Quoted passage: Begin

Dodonaea barklyana

Scientific classification
- Kingdom: Plantae
- Clade: Tracheophytes
- Clade: Angiosperms
- Clade: Eudicots
- Clade: Rosids
- Order: Sapindales
- Family: Sapindaceae
- Genus: Dodonaea
- Species: D. barklyana
- Binomial name: Dodonaea barklyana (S.T.Reynolds) M.G.Harr.
- Synonyms: Distichostemon barklyana M.G.Harr. orth. var.; Distichostemon barklyanus S.T.Reynolds;

= Dodonaea barklyana =

- Authority: (S.T.Reynolds) M.G.Harr.
- Synonyms: Distichostemon barklyana M.G.Harr. orth. var., Distichostemon barklyanus S.T.Reynolds

Species of flowering plant

Dodonaea barklyana is a species of plant in the family Sapindaceae and is endemic to northern Australia. It is a shrub with elliptic or oblong, sometimes wavy leaves, flowers arranged in small racemes, and oval to more or less spherical capsules with three or four minute, knob-like triangular wings.

Quoted passage: End

• [Work required]:
Condense the entry on Dodonaea barklyana into two sentences.

Source data: Begin

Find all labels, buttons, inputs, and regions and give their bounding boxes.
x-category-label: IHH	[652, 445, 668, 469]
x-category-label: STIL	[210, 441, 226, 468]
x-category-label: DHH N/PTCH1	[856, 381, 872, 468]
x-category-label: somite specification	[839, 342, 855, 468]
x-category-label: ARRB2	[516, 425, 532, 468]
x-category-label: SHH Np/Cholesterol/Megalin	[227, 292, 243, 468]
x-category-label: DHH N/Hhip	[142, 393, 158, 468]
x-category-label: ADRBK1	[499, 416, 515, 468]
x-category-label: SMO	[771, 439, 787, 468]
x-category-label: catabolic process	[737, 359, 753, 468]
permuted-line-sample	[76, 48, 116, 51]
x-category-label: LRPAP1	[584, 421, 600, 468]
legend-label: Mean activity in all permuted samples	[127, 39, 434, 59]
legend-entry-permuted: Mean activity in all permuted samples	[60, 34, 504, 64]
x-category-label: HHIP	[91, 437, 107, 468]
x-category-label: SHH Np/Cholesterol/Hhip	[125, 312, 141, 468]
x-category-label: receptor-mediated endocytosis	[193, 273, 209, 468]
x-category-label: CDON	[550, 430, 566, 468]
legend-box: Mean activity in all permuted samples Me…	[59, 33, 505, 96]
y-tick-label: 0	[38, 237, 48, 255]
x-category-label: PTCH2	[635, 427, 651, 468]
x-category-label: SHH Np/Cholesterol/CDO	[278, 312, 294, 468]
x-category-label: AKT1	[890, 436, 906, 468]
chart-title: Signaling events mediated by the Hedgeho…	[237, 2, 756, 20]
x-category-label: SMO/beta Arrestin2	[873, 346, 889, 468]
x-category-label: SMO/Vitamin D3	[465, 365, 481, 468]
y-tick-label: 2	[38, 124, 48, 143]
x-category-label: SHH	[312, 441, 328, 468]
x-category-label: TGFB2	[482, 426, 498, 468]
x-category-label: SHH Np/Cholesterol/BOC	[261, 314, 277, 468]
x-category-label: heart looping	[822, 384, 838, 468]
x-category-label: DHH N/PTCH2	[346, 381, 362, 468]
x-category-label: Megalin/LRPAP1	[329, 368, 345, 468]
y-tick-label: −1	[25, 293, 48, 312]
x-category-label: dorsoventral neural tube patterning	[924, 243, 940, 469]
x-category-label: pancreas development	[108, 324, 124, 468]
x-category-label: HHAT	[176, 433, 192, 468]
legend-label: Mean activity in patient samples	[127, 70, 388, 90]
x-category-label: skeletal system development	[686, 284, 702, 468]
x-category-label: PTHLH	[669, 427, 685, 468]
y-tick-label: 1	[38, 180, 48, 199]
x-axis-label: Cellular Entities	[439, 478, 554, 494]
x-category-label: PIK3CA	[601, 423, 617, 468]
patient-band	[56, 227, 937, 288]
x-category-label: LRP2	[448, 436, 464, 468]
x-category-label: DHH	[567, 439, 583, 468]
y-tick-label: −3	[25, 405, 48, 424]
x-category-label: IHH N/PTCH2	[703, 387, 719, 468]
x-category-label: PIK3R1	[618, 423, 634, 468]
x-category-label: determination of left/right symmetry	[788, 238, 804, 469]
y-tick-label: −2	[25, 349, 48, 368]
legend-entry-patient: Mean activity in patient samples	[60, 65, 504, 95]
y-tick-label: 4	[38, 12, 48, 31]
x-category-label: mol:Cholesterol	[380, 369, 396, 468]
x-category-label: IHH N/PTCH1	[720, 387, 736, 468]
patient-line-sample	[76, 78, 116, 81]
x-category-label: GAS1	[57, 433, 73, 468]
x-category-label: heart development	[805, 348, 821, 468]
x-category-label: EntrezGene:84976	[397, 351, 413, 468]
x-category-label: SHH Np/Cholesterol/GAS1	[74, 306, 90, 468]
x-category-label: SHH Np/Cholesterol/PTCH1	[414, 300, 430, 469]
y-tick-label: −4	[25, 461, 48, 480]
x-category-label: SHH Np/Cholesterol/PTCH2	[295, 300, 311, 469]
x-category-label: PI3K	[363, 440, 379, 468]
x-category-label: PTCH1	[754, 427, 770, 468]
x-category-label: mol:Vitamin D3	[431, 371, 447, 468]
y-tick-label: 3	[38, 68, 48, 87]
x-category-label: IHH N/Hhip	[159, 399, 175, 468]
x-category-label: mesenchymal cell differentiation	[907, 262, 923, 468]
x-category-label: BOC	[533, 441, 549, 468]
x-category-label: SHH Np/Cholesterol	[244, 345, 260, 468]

Source data: End

• [Answer space]:
Dodonaea barklyana is a shrub in the family Sapindaceae that is endemic to northern Australia; its binomial authority is (S.T.Reynolds) M.G.Harr., and its synonyms include Distichostemon barklyanus S.T.Reynolds. It has elliptic or oblong, sometimes wavy leaves, flowers arranged in small racemes, and oval to more or less spherical capsules with three or four minute, knob-like triangular wings.